Exactly reproduce the lines that follow.
★ ★ ★
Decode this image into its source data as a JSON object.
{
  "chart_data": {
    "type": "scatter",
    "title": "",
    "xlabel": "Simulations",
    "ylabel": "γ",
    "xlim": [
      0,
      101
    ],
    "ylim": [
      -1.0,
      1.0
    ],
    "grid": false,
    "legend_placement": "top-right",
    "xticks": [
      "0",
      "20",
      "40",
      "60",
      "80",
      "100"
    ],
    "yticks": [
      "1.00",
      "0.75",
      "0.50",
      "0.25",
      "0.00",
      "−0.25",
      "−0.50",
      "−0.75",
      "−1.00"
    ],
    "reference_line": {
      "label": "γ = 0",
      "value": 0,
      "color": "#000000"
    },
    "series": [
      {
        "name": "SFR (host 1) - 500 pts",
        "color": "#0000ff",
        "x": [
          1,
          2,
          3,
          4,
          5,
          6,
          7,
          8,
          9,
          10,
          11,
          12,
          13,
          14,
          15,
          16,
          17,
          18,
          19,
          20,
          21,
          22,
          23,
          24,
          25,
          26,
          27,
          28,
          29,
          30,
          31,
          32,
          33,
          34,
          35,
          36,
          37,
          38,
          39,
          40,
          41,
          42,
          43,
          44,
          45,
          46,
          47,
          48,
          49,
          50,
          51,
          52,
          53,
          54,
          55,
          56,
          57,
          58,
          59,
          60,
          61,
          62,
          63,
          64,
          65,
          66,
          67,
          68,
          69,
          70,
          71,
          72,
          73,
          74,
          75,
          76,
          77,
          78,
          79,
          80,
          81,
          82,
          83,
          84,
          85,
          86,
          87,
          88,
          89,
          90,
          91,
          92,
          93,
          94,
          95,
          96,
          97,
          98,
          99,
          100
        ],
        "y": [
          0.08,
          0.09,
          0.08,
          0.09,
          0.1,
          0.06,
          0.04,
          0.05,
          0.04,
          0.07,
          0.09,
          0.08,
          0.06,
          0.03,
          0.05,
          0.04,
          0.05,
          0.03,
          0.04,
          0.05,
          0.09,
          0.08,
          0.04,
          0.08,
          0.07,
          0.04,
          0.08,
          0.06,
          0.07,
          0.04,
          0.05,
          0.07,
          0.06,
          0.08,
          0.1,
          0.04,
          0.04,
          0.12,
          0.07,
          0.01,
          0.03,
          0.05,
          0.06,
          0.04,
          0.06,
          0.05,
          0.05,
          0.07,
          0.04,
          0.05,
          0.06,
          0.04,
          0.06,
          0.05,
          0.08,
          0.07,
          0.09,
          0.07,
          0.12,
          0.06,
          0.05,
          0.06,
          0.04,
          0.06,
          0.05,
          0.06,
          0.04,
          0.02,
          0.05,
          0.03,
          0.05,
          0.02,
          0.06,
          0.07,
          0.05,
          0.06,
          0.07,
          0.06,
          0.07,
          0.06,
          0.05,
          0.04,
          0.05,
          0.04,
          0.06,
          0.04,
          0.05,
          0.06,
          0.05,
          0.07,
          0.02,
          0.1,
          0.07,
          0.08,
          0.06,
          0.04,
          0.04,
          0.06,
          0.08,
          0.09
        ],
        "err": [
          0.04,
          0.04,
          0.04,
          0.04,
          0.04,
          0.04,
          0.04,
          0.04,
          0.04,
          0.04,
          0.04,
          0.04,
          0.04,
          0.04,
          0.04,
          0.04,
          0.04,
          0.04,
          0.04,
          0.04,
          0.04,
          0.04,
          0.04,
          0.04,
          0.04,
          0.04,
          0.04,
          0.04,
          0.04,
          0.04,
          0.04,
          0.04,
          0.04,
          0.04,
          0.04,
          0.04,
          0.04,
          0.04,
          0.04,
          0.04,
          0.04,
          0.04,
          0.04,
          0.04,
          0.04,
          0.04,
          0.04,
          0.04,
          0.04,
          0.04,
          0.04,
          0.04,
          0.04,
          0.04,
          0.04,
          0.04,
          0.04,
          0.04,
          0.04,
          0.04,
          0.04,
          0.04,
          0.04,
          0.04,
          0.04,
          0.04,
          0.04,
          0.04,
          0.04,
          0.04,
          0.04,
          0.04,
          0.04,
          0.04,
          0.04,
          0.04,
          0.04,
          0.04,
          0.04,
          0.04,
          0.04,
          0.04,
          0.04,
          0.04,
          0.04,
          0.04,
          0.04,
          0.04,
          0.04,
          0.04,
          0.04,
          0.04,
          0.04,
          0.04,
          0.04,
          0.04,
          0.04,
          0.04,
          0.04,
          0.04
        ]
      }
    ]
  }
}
★ ★ ★
Task output -
Decode this image into its source data as a JSON object.
{
  "chart_data": {
    "type": "scatter",
    "title": "",
    "xlabel": "Simulations",
    "ylabel": "γ",
    "xlim": [
      0,
      101
    ],
    "ylim": [
      -1.0,
      1.0
    ],
    "grid": false,
    "legend_placement": "top-right",
    "xticks": [
      "0",
      "20",
      "40",
      "60",
      "80",
      "100"
    ],
    "yticks": [
      "1.00",
      "0.75",
      "0.50",
      "0.25",
      "0.00",
      "−0.25",
      "−0.50",
      "−0.75",
      "−1.00"
    ],
    "reference_line": {
      "label": "γ = 0",
      "value": 0,
      "color": "#000000"
    },
    "series": [
      {
        "name": "SFR (host 1) - 500 pts",
        "color": "#0000ff",
        "x": [
          1,
          2,
          3,
          4,
          5,
          6,
          7,
          8,
          9,
          10,
          11,
          12,
          13,
          14,
          15,
          16,
          17,
          18,
          19,
          20,
          21,
          22,
          23,
          24,
          25,
          26,
          27,
          28,
          29,
          30,
          31,
          32,
          33,
          34,
          35,
          36,
          37,
          38,
          39,
          40,
          41,
          42,
          43,
          44,
          45,
          46,
          47,
          48,
          49,
          50,
          51,
          52,
          53,
          54,
          55,
          56,
          57,
          58,
          59,
          60,
          61,
          62,
          63,
          64,
          65,
          66,
          67,
          68,
          69,
          70,
          71,
          72,
          73,
          74,
          75,
          76,
          77,
          78,
          79,
          80,
          81,
          82,
          83,
          84,
          85,
          86,
          87,
          88,
          89,
          90,
          91,
          92,
          93,
          94,
          95,
          96,
          97,
          98,
          99,
          100
        ],
        "y": [
          0.08,
          0.09,
          0.08,
          0.09,
          0.1,
          0.06,
          0.04,
          0.05,
          0.04,
          0.07,
          0.09,
          0.08,
          0.06,
          0.03,
          0.05,
          0.04,
          0.05,
          0.03,
          0.04,
          0.05,
          0.09,
          0.08,
          0.04,
          0.08,
          0.07,
          0.04,
          0.08,
          0.06,
          0.07,
          0.04,
          0.05,
          0.07,
          0.06,
          0.08,
          0.1,
          0.04,
          0.04,
          0.12,
          0.07,
          0.01,
          0.03,
          0.05,
          0.06,
          0.04,
          0.06,
          0.05,
          0.05,
          0.07,
          0.04,
          0.05,
          0.06,
          0.04,
          0.06,
          0.05,
          0.08,
          0.07,
          0.09,
          0.07,
          0.12,
          0.06,
          0.05,
          0.06,
          0.04,
          0.06,
          0.05,
          0.06,
          0.04,
          0.02,
          0.05,
          0.03,
          0.05,
          0.02,
          0.06,
          0.07,
          0.05,
          0.06,
          0.07,
          0.06,
          0.07,
          0.06,
          0.05,
          0.04,
          0.05,
          0.04,
          0.06,
          0.04,
          0.05,
          0.06,
          0.05,
          0.07,
          0.02,
          0.1,
          0.07,
          0.08,
          0.06,
          0.04,
          0.04,
          0.06,
          0.08,
          0.09
        ],
        "err": [
          0.04,
          0.04,
          0.04,
          0.04,
          0.04,
          0.04,
          0.04,
          0.04,
          0.04,
          0.04,
          0.04,
          0.04,
          0.04,
          0.04,
          0.04,
          0.04,
          0.04,
          0.04,
          0.04,
          0.04,
          0.04,
          0.04,
          0.04,
          0.04,
          0.04,
          0.04,
          0.04,
          0.04,
          0.04,
          0.04,
          0.04,
          0.04,
          0.04,
          0.04,
          0.04,
          0.04,
          0.04,
          0.04,
          0.04,
          0.04,
          0.04,
          0.04,
          0.04,
          0.04,
          0.04,
          0.04,
          0.04,
          0.04,
          0.04,
          0.04,
          0.04,
          0.04,
          0.04,
          0.04,
          0.04,
          0.04,
          0.04,
          0.04,
          0.04,
          0.04,
          0.04,
          0.04,
          0.04,
          0.04,
          0.04,
          0.04,
          0.04,
          0.04,
          0.04,
          0.04,
          0.04,
          0.04,
          0.04,
          0.04,
          0.04,
          0.04,
          0.04,
          0.04,
          0.04,
          0.04,
          0.04,
          0.04,
          0.04,
          0.04,
          0.04,
          0.04,
          0.04,
          0.04,
          0.04,
          0.04,
          0.04,
          0.04,
          0.04,
          0.04,
          0.04,
          0.04,
          0.04,
          0.04,
          0.04,
          0.04
        ]
      }
    ]
  }
}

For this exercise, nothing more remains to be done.